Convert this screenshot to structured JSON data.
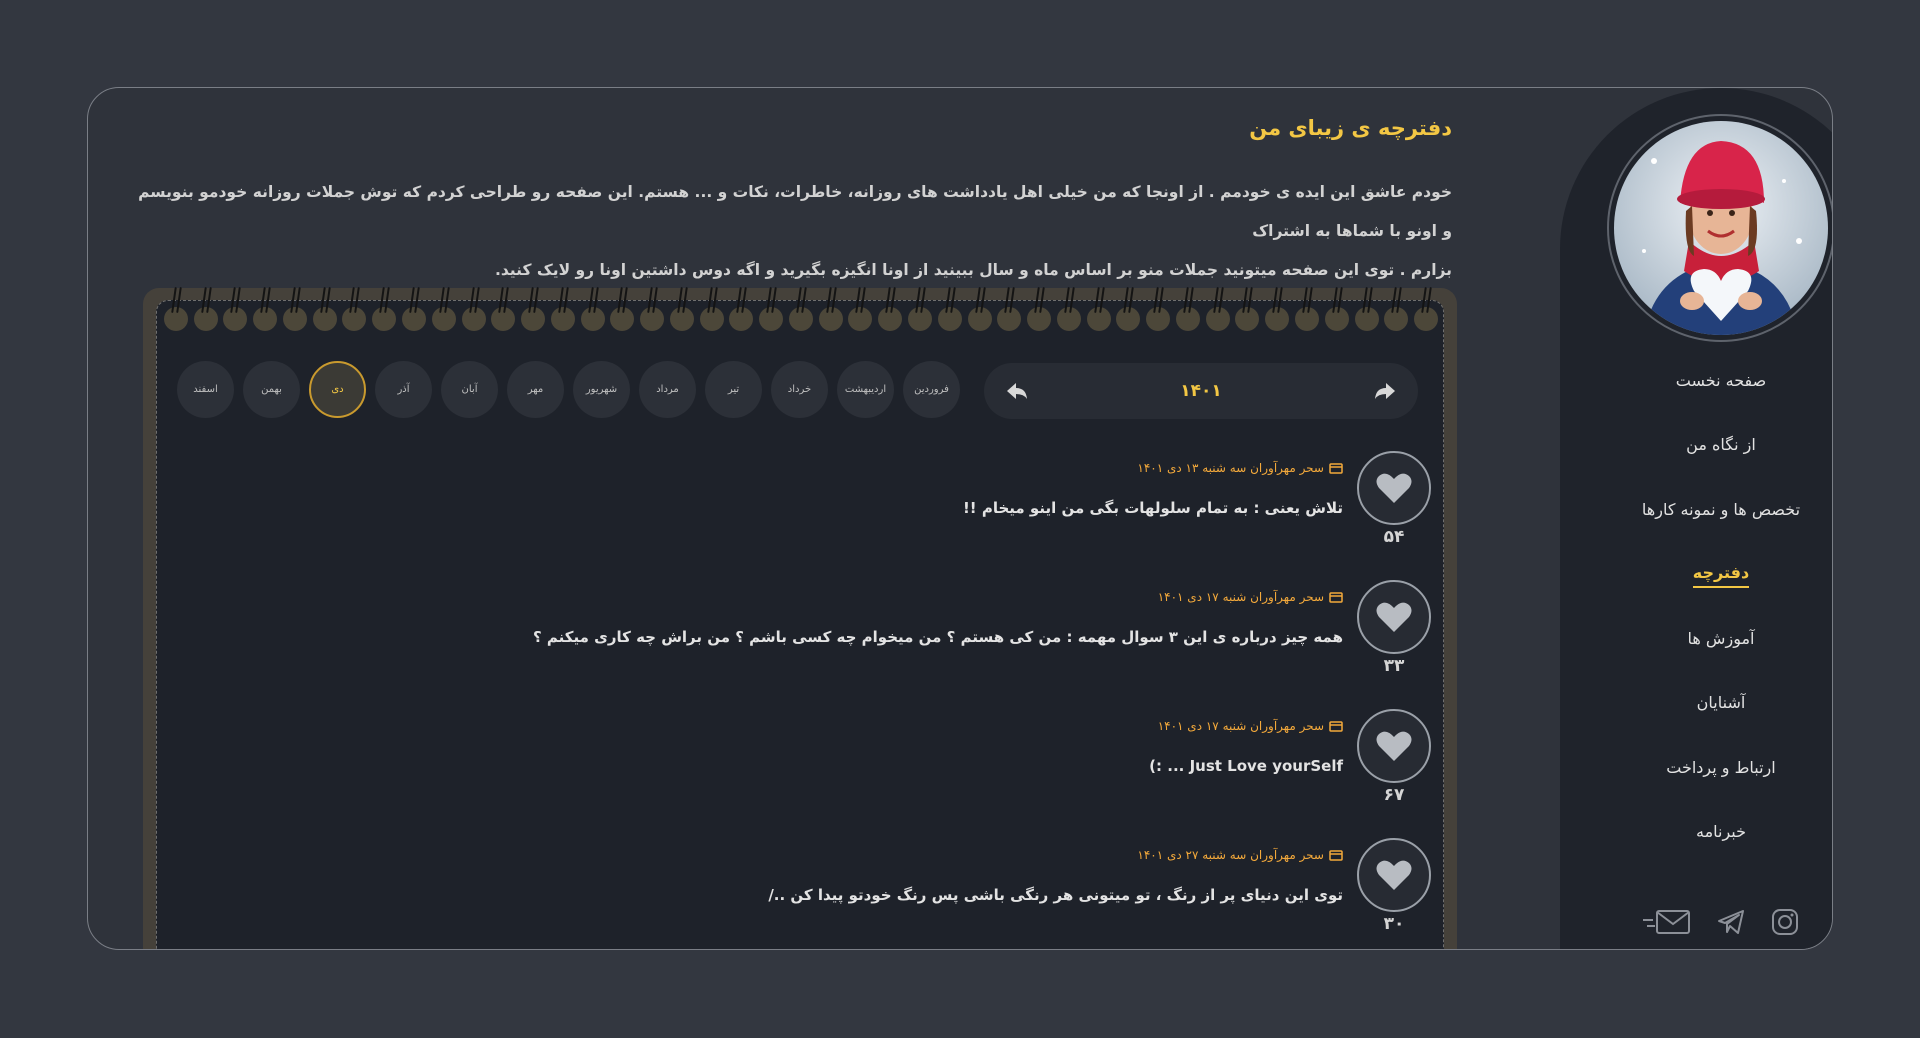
{
  "header": {
    "title": "دفترچه ی زیبای من",
    "intro_line1": "خودم عاشق این ایده ی خودمم . از اونجا که من خیلی اهل یادداشت های روزانه، خاطرات، نکات و ... هستم. این صفحه رو طراحی کردم که توش جملات روزانه خودمو بنویسم و اونو با شماها به اشتراک",
    "intro_line2": "بزارم . توی این صفحه میتونید جملات منو بر اساس ماه و سال ببینید از اونا انگیزه بگیرید و اگه دوس داشتین اونا رو لایک کنید."
  },
  "sidebar": {
    "nav": [
      {
        "label": "صفحه نخست"
      },
      {
        "label": "از نگاه من"
      },
      {
        "label": "تخصص ها و نمونه کارها"
      },
      {
        "label": "دفترچه",
        "active": true
      },
      {
        "label": "آموزش ها"
      },
      {
        "label": "آشنایان"
      },
      {
        "label": "ارتباط و پرداخت"
      },
      {
        "label": "خبرنامه"
      }
    ],
    "socials": [
      "mail-icon",
      "telegram-icon",
      "instagram-icon"
    ]
  },
  "calendar": {
    "year": "۱۴۰۱",
    "months": [
      "اسفند",
      "بهمن",
      "دی",
      "آذر",
      "آبان",
      "مهر",
      "شهریور",
      "مرداد",
      "تیر",
      "خرداد",
      "اردیبهشت",
      "فروردین"
    ],
    "active_month": "دی"
  },
  "posts": [
    {
      "meta": "سحر مهرآوران سه شنبه ۱۳ دی ۱۴۰۱",
      "text": "تلاش یعنی : به تمام سلولهات بگی من اینو میخام !!",
      "likes": "۵۴"
    },
    {
      "meta": "سحر مهرآوران شنبه ۱۷ دی ۱۴۰۱",
      "text": "همه چیز درباره ی این ۳ سوال مهمه : من کی هستم ؟ من میخوام چه کسی باشم ؟ من براش چه کاری میکنم ؟",
      "likes": "۳۳"
    },
    {
      "meta": "سحر مهرآوران شنبه ۱۷ دی ۱۴۰۱",
      "text": "Just Love yourSelf ... :)",
      "likes": "۶۷"
    },
    {
      "meta": "سحر مهرآوران سه شنبه ۲۷ دی ۱۴۰۱",
      "text": "توی این دنیای پر از رنگ ، تو میتونی هر رنگی باشی پس رنگ خودتو پیدا کن ../",
      "likes": "۳۰"
    }
  ],
  "colors": {
    "accent": "#f3c744",
    "meta": "#f3a93b",
    "background": "#333740",
    "panel": "#1f232b"
  }
}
◆ ◆ ◆
WHAT THE TASK REQUIRES => Transcribe the whole listing exactly. Pictures are excluded.

COMPLETE RESPONSE =>
Convert this screenshot to structured JSON data.
{
  "header": {
    "title": "دفترچه ی زیبای من",
    "intro_line1": "خودم عاشق این ایده ی خودمم . از اونجا که من خیلی اهل یادداشت های روزانه، خاطرات، نکات و ... هستم. این صفحه رو طراحی کردم که توش جملات روزانه خودمو بنویسم و اونو با شماها به اشتراک",
    "intro_line2": "بزارم . توی این صفحه میتونید جملات منو بر اساس ماه و سال ببینید از اونا انگیزه بگیرید و اگه دوس داشتین اونا رو لایک کنید."
  },
  "sidebar": {
    "nav": [
      {
        "label": "صفحه نخست"
      },
      {
        "label": "از نگاه من"
      },
      {
        "label": "تخصص ها و نمونه کارها"
      },
      {
        "label": "دفترچه",
        "active": true
      },
      {
        "label": "آموزش ها"
      },
      {
        "label": "آشنایان"
      },
      {
        "label": "ارتباط و پرداخت"
      },
      {
        "label": "خبرنامه"
      }
    ],
    "socials": [
      "mail-icon",
      "telegram-icon",
      "instagram-icon"
    ]
  },
  "calendar": {
    "year": "۱۴۰۱",
    "months": [
      "اسفند",
      "بهمن",
      "دی",
      "آذر",
      "آبان",
      "مهر",
      "شهریور",
      "مرداد",
      "تیر",
      "خرداد",
      "اردیبهشت",
      "فروردین"
    ],
    "active_month": "دی"
  },
  "posts": [
    {
      "meta": "سحر مهرآوران سه شنبه ۱۳ دی ۱۴۰۱",
      "text": "تلاش یعنی : به تمام سلولهات بگی من اینو میخام !!",
      "likes": "۵۴"
    },
    {
      "meta": "سحر مهرآوران شنبه ۱۷ دی ۱۴۰۱",
      "text": "همه چیز درباره ی این ۳ سوال مهمه : من کی هستم ؟ من میخوام چه کسی باشم ؟ من براش چه کاری میکنم ؟",
      "likes": "۳۳"
    },
    {
      "meta": "سحر مهرآوران شنبه ۱۷ دی ۱۴۰۱",
      "text": "Just Love yourSelf ... :)",
      "likes": "۶۷"
    },
    {
      "meta": "سحر مهرآوران سه شنبه ۲۷ دی ۱۴۰۱",
      "text": "توی این دنیای پر از رنگ ، تو میتونی هر رنگی باشی پس رنگ خودتو پیدا کن ../",
      "likes": "۳۰"
    }
  ],
  "colors": {
    "accent": "#f3c744",
    "meta": "#f3a93b",
    "background": "#333740",
    "panel": "#1f232b"
  }
}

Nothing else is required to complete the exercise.